══ PROVIDED DATA ══

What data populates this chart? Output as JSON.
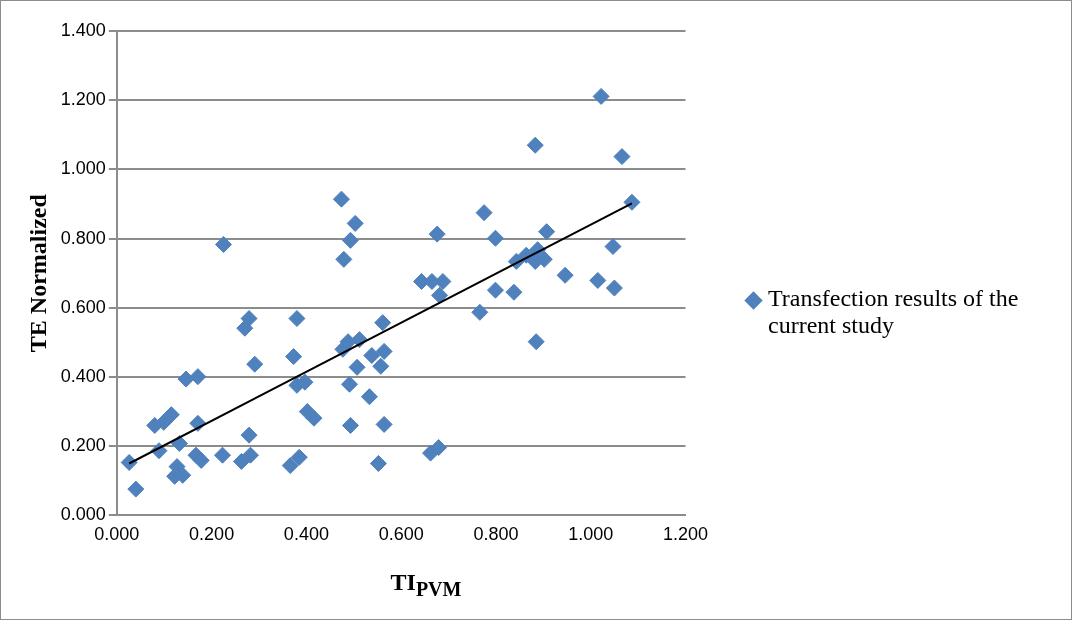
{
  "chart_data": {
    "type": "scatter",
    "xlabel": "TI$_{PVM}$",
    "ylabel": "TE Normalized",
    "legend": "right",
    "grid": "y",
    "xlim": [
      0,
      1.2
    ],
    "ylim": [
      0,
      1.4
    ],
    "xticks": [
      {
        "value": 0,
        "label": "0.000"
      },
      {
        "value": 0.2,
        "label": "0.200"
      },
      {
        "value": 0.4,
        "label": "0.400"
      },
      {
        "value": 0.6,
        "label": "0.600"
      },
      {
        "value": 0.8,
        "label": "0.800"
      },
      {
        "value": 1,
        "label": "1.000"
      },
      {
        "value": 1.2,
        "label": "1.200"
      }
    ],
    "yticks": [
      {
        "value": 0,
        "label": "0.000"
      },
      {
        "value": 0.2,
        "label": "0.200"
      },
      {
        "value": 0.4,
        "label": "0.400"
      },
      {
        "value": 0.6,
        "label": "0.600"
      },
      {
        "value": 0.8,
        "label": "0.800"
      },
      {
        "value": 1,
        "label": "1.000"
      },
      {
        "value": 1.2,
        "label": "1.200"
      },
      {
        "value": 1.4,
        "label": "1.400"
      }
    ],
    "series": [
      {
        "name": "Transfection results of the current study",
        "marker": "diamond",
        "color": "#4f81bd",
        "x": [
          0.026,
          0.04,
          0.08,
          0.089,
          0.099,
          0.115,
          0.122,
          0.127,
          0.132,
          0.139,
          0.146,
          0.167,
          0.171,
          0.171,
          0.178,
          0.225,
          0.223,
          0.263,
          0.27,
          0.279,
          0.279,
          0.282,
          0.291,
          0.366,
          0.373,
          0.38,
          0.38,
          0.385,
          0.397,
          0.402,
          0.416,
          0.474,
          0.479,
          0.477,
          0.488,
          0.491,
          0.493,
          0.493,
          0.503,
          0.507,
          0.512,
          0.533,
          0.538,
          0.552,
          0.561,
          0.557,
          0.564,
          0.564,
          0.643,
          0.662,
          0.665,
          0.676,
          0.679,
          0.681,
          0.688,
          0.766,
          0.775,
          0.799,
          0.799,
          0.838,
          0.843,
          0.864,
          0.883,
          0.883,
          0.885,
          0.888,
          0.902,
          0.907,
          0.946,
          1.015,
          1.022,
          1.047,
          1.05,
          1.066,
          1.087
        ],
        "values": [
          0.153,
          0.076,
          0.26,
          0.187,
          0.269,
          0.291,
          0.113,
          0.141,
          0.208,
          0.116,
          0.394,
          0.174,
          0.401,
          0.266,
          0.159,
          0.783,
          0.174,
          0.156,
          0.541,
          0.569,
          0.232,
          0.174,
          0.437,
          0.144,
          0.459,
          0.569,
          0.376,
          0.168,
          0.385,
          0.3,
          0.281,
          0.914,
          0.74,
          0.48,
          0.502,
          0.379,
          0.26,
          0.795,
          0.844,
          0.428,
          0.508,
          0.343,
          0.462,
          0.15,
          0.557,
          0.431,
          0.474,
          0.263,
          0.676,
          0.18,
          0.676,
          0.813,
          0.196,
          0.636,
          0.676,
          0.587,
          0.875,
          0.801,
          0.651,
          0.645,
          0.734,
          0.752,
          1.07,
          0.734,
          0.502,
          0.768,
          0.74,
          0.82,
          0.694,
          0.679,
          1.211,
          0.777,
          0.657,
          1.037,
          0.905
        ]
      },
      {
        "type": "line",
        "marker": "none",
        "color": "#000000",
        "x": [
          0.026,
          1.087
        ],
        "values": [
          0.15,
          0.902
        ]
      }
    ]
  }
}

═══

## TASK GOAL
Without the pictures, repeat the listing above exactly.

## CORRECT RESULT
What data populates this chart? Output as JSON.
{
  "chart_data": {
    "type": "scatter",
    "xlabel": "TI$_{PVM}$",
    "ylabel": "TE Normalized",
    "legend": "right",
    "grid": "y",
    "xlim": [
      0,
      1.2
    ],
    "ylim": [
      0,
      1.4
    ],
    "xticks": [
      {
        "value": 0,
        "label": "0.000"
      },
      {
        "value": 0.2,
        "label": "0.200"
      },
      {
        "value": 0.4,
        "label": "0.400"
      },
      {
        "value": 0.6,
        "label": "0.600"
      },
      {
        "value": 0.8,
        "label": "0.800"
      },
      {
        "value": 1,
        "label": "1.000"
      },
      {
        "value": 1.2,
        "label": "1.200"
      }
    ],
    "yticks": [
      {
        "value": 0,
        "label": "0.000"
      },
      {
        "value": 0.2,
        "label": "0.200"
      },
      {
        "value": 0.4,
        "label": "0.400"
      },
      {
        "value": 0.6,
        "label": "0.600"
      },
      {
        "value": 0.8,
        "label": "0.800"
      },
      {
        "value": 1,
        "label": "1.000"
      },
      {
        "value": 1.2,
        "label": "1.200"
      },
      {
        "value": 1.4,
        "label": "1.400"
      }
    ],
    "series": [
      {
        "name": "Transfection results of the current study",
        "marker": "diamond",
        "color": "#4f81bd",
        "x": [
          0.026,
          0.04,
          0.08,
          0.089,
          0.099,
          0.115,
          0.122,
          0.127,
          0.132,
          0.139,
          0.146,
          0.167,
          0.171,
          0.171,
          0.178,
          0.225,
          0.223,
          0.263,
          0.27,
          0.279,
          0.279,
          0.282,
          0.291,
          0.366,
          0.373,
          0.38,
          0.38,
          0.385,
          0.397,
          0.402,
          0.416,
          0.474,
          0.479,
          0.477,
          0.488,
          0.491,
          0.493,
          0.493,
          0.503,
          0.507,
          0.512,
          0.533,
          0.538,
          0.552,
          0.561,
          0.557,
          0.564,
          0.564,
          0.643,
          0.662,
          0.665,
          0.676,
          0.679,
          0.681,
          0.688,
          0.766,
          0.775,
          0.799,
          0.799,
          0.838,
          0.843,
          0.864,
          0.883,
          0.883,
          0.885,
          0.888,
          0.902,
          0.907,
          0.946,
          1.015,
          1.022,
          1.047,
          1.05,
          1.066,
          1.087
        ],
        "values": [
          0.153,
          0.076,
          0.26,
          0.187,
          0.269,
          0.291,
          0.113,
          0.141,
          0.208,
          0.116,
          0.394,
          0.174,
          0.401,
          0.266,
          0.159,
          0.783,
          0.174,
          0.156,
          0.541,
          0.569,
          0.232,
          0.174,
          0.437,
          0.144,
          0.459,
          0.569,
          0.376,
          0.168,
          0.385,
          0.3,
          0.281,
          0.914,
          0.74,
          0.48,
          0.502,
          0.379,
          0.26,
          0.795,
          0.844,
          0.428,
          0.508,
          0.343,
          0.462,
          0.15,
          0.557,
          0.431,
          0.474,
          0.263,
          0.676,
          0.18,
          0.676,
          0.813,
          0.196,
          0.636,
          0.676,
          0.587,
          0.875,
          0.801,
          0.651,
          0.645,
          0.734,
          0.752,
          1.07,
          0.734,
          0.502,
          0.768,
          0.74,
          0.82,
          0.694,
          0.679,
          1.211,
          0.777,
          0.657,
          1.037,
          0.905
        ]
      },
      {
        "type": "line",
        "marker": "none",
        "color": "#000000",
        "x": [
          0.026,
          1.087
        ],
        "values": [
          0.15,
          0.902
        ]
      }
    ]
  }
}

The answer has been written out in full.